=== WHAT TO WORK ON ===
Restate all the material verbatim, except for the pictures.

=== WORKING DATA ===
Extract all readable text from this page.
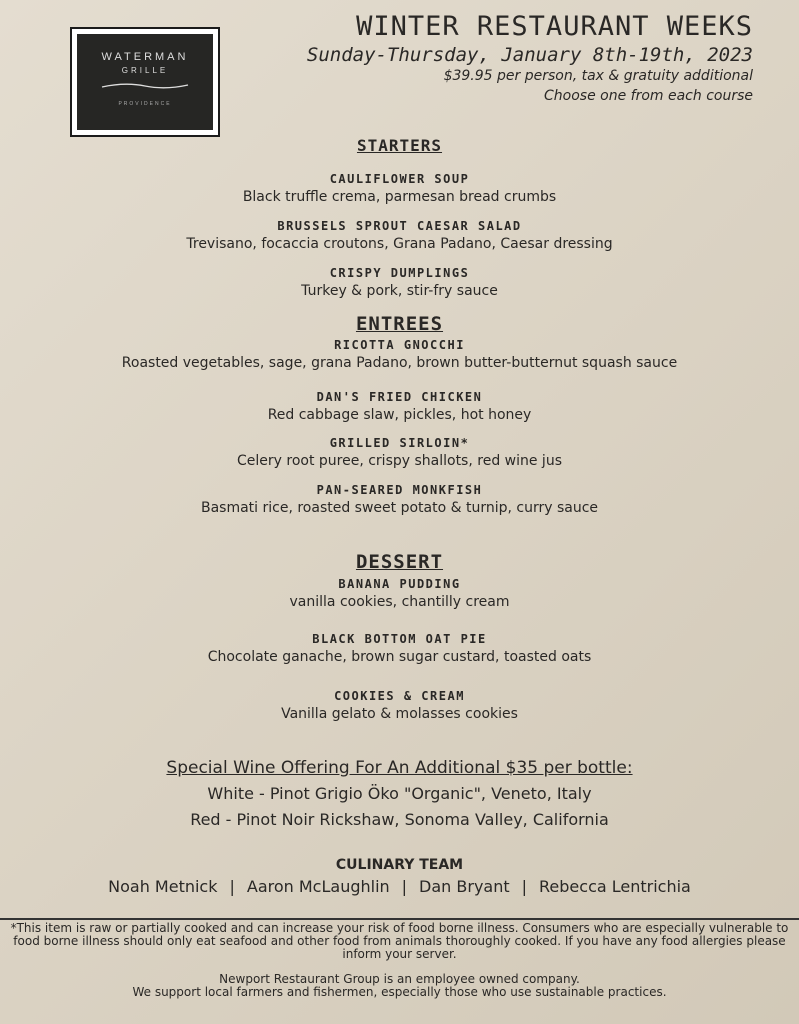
WATERMAN
GRILLE
PROVIDENCE
WINTER RESTAURANT WEEKS
Sunday-Thursday, January 8th-19th, 2023
$39.95 per person, tax & gratuity additional
Choose one from each course
STARTERS
CAULIFLOWER SOUP
Black truffle crema, parmesan bread crumbs
BRUSSELS SPROUT CAESAR SALAD
Trevisano, focaccia croutons, Grana Padano, Caesar dressing
CRISPY DUMPLINGS
Turkey & pork, stir-fry sauce
ENTREES
RICOTTA GNOCCHI
Roasted vegetables, sage, grana Padano, brown butter-butternut squash sauce
DAN'S FRIED CHICKEN
Red cabbage slaw, pickles, hot honey
GRILLED SIRLOIN*
Celery root puree, crispy shallots, red wine jus
PAN-SEARED MONKFISH
Basmati rice, roasted sweet potato & turnip, curry sauce
DESSERT
BANANA PUDDING
vanilla cookies, chantilly cream
BLACK BOTTOM OAT PIE
Chocolate ganache, brown sugar custard, toasted oats
COOKIES & CREAM
Vanilla gelato & molasses cookies
Special Wine Offering For An Additional $35 per bottle:
White - Pinot Grigio Öko "Organic", Veneto, Italy
Red - Pinot Noir Rickshaw, Sonoma Valley, California
CULINARY TEAM
Noah Metnick | Aaron McLaughlin | Dan Bryant | Rebecca Lentrichia
*This item is raw or partially cooked and can increase your risk of food borne illness. Consumers who are especially vulnerable to food borne illness should only eat seafood and other food from animals thoroughly cooked. If you have any food allergies please inform your server.
Newport Restaurant Group is an employee owned company.
We support local farmers and fishermen, especially those who use sustainable practices.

=== ANSWER BELOW ===
Extract all readable text from this page.
WATERMAN
GRILLE
PROVIDENCE
WINTER RESTAURANT WEEKS
Sunday-Thursday, January 8th-19th, 2023
$39.95 per person, tax & gratuity additional
Choose one from each course
STARTERS
CAULIFLOWER SOUP
Black truffle crema, parmesan bread crumbs
BRUSSELS SPROUT CAESAR SALAD
Trevisano, focaccia croutons, Grana Padano, Caesar dressing
CRISPY DUMPLINGS
Turkey & pork, stir-fry sauce
ENTREES
RICOTTA GNOCCHI
Roasted vegetables, sage, grana Padano, brown butter-butternut squash sauce
DAN'S FRIED CHICKEN
Red cabbage slaw, pickles, hot honey
GRILLED SIRLOIN*
Celery root puree, crispy shallots, red wine jus
PAN-SEARED MONKFISH
Basmati rice, roasted sweet potato & turnip, curry sauce
DESSERT
BANANA PUDDING
vanilla cookies, chantilly cream
BLACK BOTTOM OAT PIE
Chocolate ganache, brown sugar custard, toasted oats
COOKIES & CREAM
Vanilla gelato & molasses cookies
Special Wine Offering For An Additional $35 per bottle:
White - Pinot Grigio Öko "Organic", Veneto, Italy
Red - Pinot Noir Rickshaw, Sonoma Valley, California
CULINARY TEAM
Noah Metnick | Aaron McLaughlin | Dan Bryant | Rebecca Lentrichia
*This item is raw or partially cooked and can increase your risk of food borne illness. Consumers who are especially vulnerable to food borne illness should only eat seafood and other food from animals thoroughly cooked. If you have any food allergies please inform your server.
Newport Restaurant Group is an employee owned company.
We support local farmers and fishermen, especially those who use sustainable practices.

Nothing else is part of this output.